→ PROBLEM: Give the listing again exactly, omitting its images.

→ LISTED RECORDS:

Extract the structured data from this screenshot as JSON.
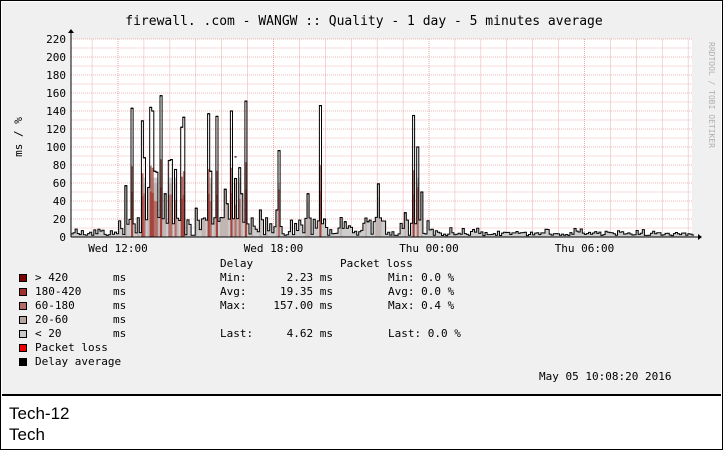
{
  "chart_data": {
    "type": "area",
    "title": "firewall.        .com - WANGW :: Quality - 1 day - 5 minutes average",
    "ylabel": "ms / %",
    "xlabel": "",
    "ylim": [
      0,
      220
    ],
    "y_ticks": [
      0,
      20,
      40,
      60,
      80,
      100,
      120,
      140,
      160,
      180,
      200,
      220
    ],
    "x_ticks": [
      "Wed 12:00",
      "Wed 18:00",
      "Thu 00:00",
      "Thu 06:00"
    ],
    "grid": true,
    "spikes": [
      {
        "x": 0.04,
        "y": 57
      },
      {
        "x": 0.085,
        "y": 143
      },
      {
        "x": 0.15,
        "y": 129
      },
      {
        "x": 0.168,
        "y": 88
      },
      {
        "x": 0.185,
        "y": 55
      },
      {
        "x": 0.205,
        "y": 144
      },
      {
        "x": 0.215,
        "y": 140
      },
      {
        "x": 0.225,
        "y": 73
      },
      {
        "x": 0.25,
        "y": 72
      },
      {
        "x": 0.265,
        "y": 157
      },
      {
        "x": 0.292,
        "y": 48
      },
      {
        "x": 0.33,
        "y": 85
      },
      {
        "x": 0.337,
        "y": 86
      },
      {
        "x": 0.362,
        "y": 75
      },
      {
        "x": 0.4,
        "y": 122
      },
      {
        "x": 0.412,
        "y": 133
      },
      {
        "x": 0.49,
        "y": 32
      },
      {
        "x": 0.57,
        "y": 137
      },
      {
        "x": 0.583,
        "y": 73
      },
      {
        "x": 0.59,
        "y": 73
      },
      {
        "x": 0.623,
        "y": 134
      },
      {
        "x": 0.682,
        "y": 53
      },
      {
        "x": 0.7,
        "y": 37
      },
      {
        "x": 0.728,
        "y": 140
      },
      {
        "x": 0.746,
        "y": 89
      },
      {
        "x": 0.752,
        "y": 65
      },
      {
        "x": 0.776,
        "y": 77
      },
      {
        "x": 0.793,
        "y": 48
      },
      {
        "x": 0.815,
        "y": 151
      },
      {
        "x": 0.905,
        "y": 30
      },
      {
        "x": 1.015,
        "y": 30
      },
      {
        "x": 1.03,
        "y": 96
      },
      {
        "x": 1.14,
        "y": 15
      },
      {
        "x": 1.215,
        "y": 48
      },
      {
        "x": 1.3,
        "y": 146
      },
      {
        "x": 1.325,
        "y": 20
      },
      {
        "x": 1.46,
        "y": 17
      },
      {
        "x": 1.595,
        "y": 17
      },
      {
        "x": 1.665,
        "y": 59
      },
      {
        "x": 1.845,
        "y": 27
      },
      {
        "x": 1.89,
        "y": 135
      },
      {
        "x": 1.918,
        "y": 100
      },
      {
        "x": 1.945,
        "y": 50
      }
    ],
    "series": [
      {
        "name": "> 420",
        "color": "#7e0000"
      },
      {
        "name": "180-420",
        "color": "#a0302a"
      },
      {
        "name": "60-180",
        "color": "#b26b66"
      },
      {
        "name": "20-60",
        "color": "#b8a4a0"
      },
      {
        "name": "< 20",
        "color": "#c8c8c8"
      },
      {
        "name": "Packet loss",
        "color": "#ee0000"
      },
      {
        "name": "Delay average",
        "color": "#000000"
      }
    ]
  },
  "legend": {
    "unit": "ms",
    "delay_header": "Delay",
    "loss_header": "Packet loss"
  },
  "delay_stats": {
    "min_label": "Min:",
    "min_value": "2.23 ms",
    "avg_label": "Avg:",
    "avg_value": "19.35 ms",
    "max_label": "Max:",
    "max_value": "157.00 ms",
    "last_label": "Last:",
    "last_value": "4.62 ms"
  },
  "loss_stats": {
    "min": "Min: 0.0 %",
    "avg": "Avg: 0.0 %",
    "max": "Max: 0.4 %",
    "last": "Last: 0.0 %"
  },
  "timestamp": "May 05 10:08:20 2016",
  "side_credit": "RRDTOOL / TOBI OETIKER",
  "caption": {
    "line1": "Tech-12",
    "line2": "Tech"
  }
}
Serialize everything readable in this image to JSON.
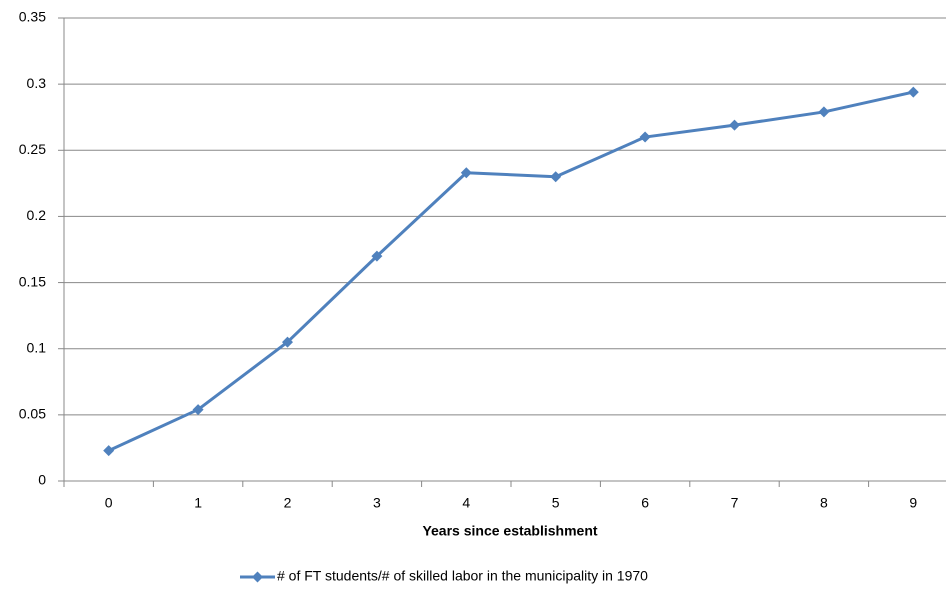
{
  "chart_data": {
    "type": "line",
    "x_label": "Years since establishment",
    "categories": [
      "0",
      "1",
      "2",
      "3",
      "4",
      "5",
      "6",
      "7",
      "8",
      "9"
    ],
    "series": [
      {
        "name": "# of FT students/# of skilled labor in the municipality in 1970",
        "color": "#4f81bd",
        "values": [
          0.023,
          0.054,
          0.105,
          0.17,
          0.233,
          0.23,
          0.26,
          0.269,
          0.279,
          0.294
        ]
      }
    ],
    "ylim": [
      0,
      0.35
    ],
    "yticks": [
      0,
      0.05,
      0.1,
      0.15,
      0.2,
      0.25,
      0.3,
      0.35
    ],
    "grid": true,
    "legend": "bottom"
  }
}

→ COMPLETE ANSWER:
Extract the structured data from this screenshot as JSON.
{
  "chart_data": {
    "type": "area",
    "title": "firewall.        .com - WANGW :: Quality - 1 day - 5 minutes average",
    "ylabel": "ms / %",
    "xlabel": "",
    "ylim": [
      0,
      220
    ],
    "y_ticks": [
      0,
      20,
      40,
      60,
      80,
      100,
      120,
      140,
      160,
      180,
      200,
      220
    ],
    "x_ticks": [
      "Wed 12:00",
      "Wed 18:00",
      "Thu 00:00",
      "Thu 06:00"
    ],
    "grid": true,
    "spikes": [
      {
        "x": 0.04,
        "y": 57
      },
      {
        "x": 0.085,
        "y": 143
      },
      {
        "x": 0.15,
        "y": 129
      },
      {
        "x": 0.168,
        "y": 88
      },
      {
        "x": 0.185,
        "y": 55
      },
      {
        "x": 0.205,
        "y": 144
      },
      {
        "x": 0.215,
        "y": 140
      },
      {
        "x": 0.225,
        "y": 73
      },
      {
        "x": 0.25,
        "y": 72
      },
      {
        "x": 0.265,
        "y": 157
      },
      {
        "x": 0.292,
        "y": 48
      },
      {
        "x": 0.33,
        "y": 85
      },
      {
        "x": 0.337,
        "y": 86
      },
      {
        "x": 0.362,
        "y": 75
      },
      {
        "x": 0.4,
        "y": 122
      },
      {
        "x": 0.412,
        "y": 133
      },
      {
        "x": 0.49,
        "y": 32
      },
      {
        "x": 0.57,
        "y": 137
      },
      {
        "x": 0.583,
        "y": 73
      },
      {
        "x": 0.59,
        "y": 73
      },
      {
        "x": 0.623,
        "y": 134
      },
      {
        "x": 0.682,
        "y": 53
      },
      {
        "x": 0.7,
        "y": 37
      },
      {
        "x": 0.728,
        "y": 140
      },
      {
        "x": 0.746,
        "y": 89
      },
      {
        "x": 0.752,
        "y": 65
      },
      {
        "x": 0.776,
        "y": 77
      },
      {
        "x": 0.793,
        "y": 48
      },
      {
        "x": 0.815,
        "y": 151
      },
      {
        "x": 0.905,
        "y": 30
      },
      {
        "x": 1.015,
        "y": 30
      },
      {
        "x": 1.03,
        "y": 96
      },
      {
        "x": 1.14,
        "y": 15
      },
      {
        "x": 1.215,
        "y": 48
      },
      {
        "x": 1.3,
        "y": 146
      },
      {
        "x": 1.325,
        "y": 20
      },
      {
        "x": 1.46,
        "y": 17
      },
      {
        "x": 1.595,
        "y": 17
      },
      {
        "x": 1.665,
        "y": 59
      },
      {
        "x": 1.845,
        "y": 27
      },
      {
        "x": 1.89,
        "y": 135
      },
      {
        "x": 1.918,
        "y": 100
      },
      {
        "x": 1.945,
        "y": 50
      }
    ],
    "series": [
      {
        "name": "> 420",
        "color": "#7e0000"
      },
      {
        "name": "180-420",
        "color": "#a0302a"
      },
      {
        "name": "60-180",
        "color": "#b26b66"
      },
      {
        "name": "20-60",
        "color": "#b8a4a0"
      },
      {
        "name": "< 20",
        "color": "#c8c8c8"
      },
      {
        "name": "Packet loss",
        "color": "#ee0000"
      },
      {
        "name": "Delay average",
        "color": "#000000"
      }
    ]
  },
  "legend": {
    "unit": "ms",
    "delay_header": "Delay",
    "loss_header": "Packet loss"
  },
  "delay_stats": {
    "min_label": "Min:",
    "min_value": "2.23 ms",
    "avg_label": "Avg:",
    "avg_value": "19.35 ms",
    "max_label": "Max:",
    "max_value": "157.00 ms",
    "last_label": "Last:",
    "last_value": "4.62 ms"
  },
  "loss_stats": {
    "min": "Min: 0.0 %",
    "avg": "Avg: 0.0 %",
    "max": "Max: 0.4 %",
    "last": "Last: 0.0 %"
  },
  "timestamp": "May 05 10:08:20 2016",
  "side_credit": "RRDTOOL / TOBI OETIKER",
  "caption": {
    "line1": "Tech-12",
    "line2": "Tech"
  }
}
Serialize everything readable in this image to JSON.
{
  "chart_data": {
    "type": "line",
    "x_label": "Years since establishment",
    "categories": [
      "0",
      "1",
      "2",
      "3",
      "4",
      "5",
      "6",
      "7",
      "8",
      "9"
    ],
    "series": [
      {
        "name": "# of FT students/# of skilled labor in the municipality in 1970",
        "color": "#4f81bd",
        "values": [
          0.023,
          0.054,
          0.105,
          0.17,
          0.233,
          0.23,
          0.26,
          0.269,
          0.279,
          0.294
        ]
      }
    ],
    "ylim": [
      0,
      0.35
    ],
    "yticks": [
      0,
      0.05,
      0.1,
      0.15,
      0.2,
      0.25,
      0.3,
      0.35
    ],
    "grid": true,
    "legend": "bottom"
  }
}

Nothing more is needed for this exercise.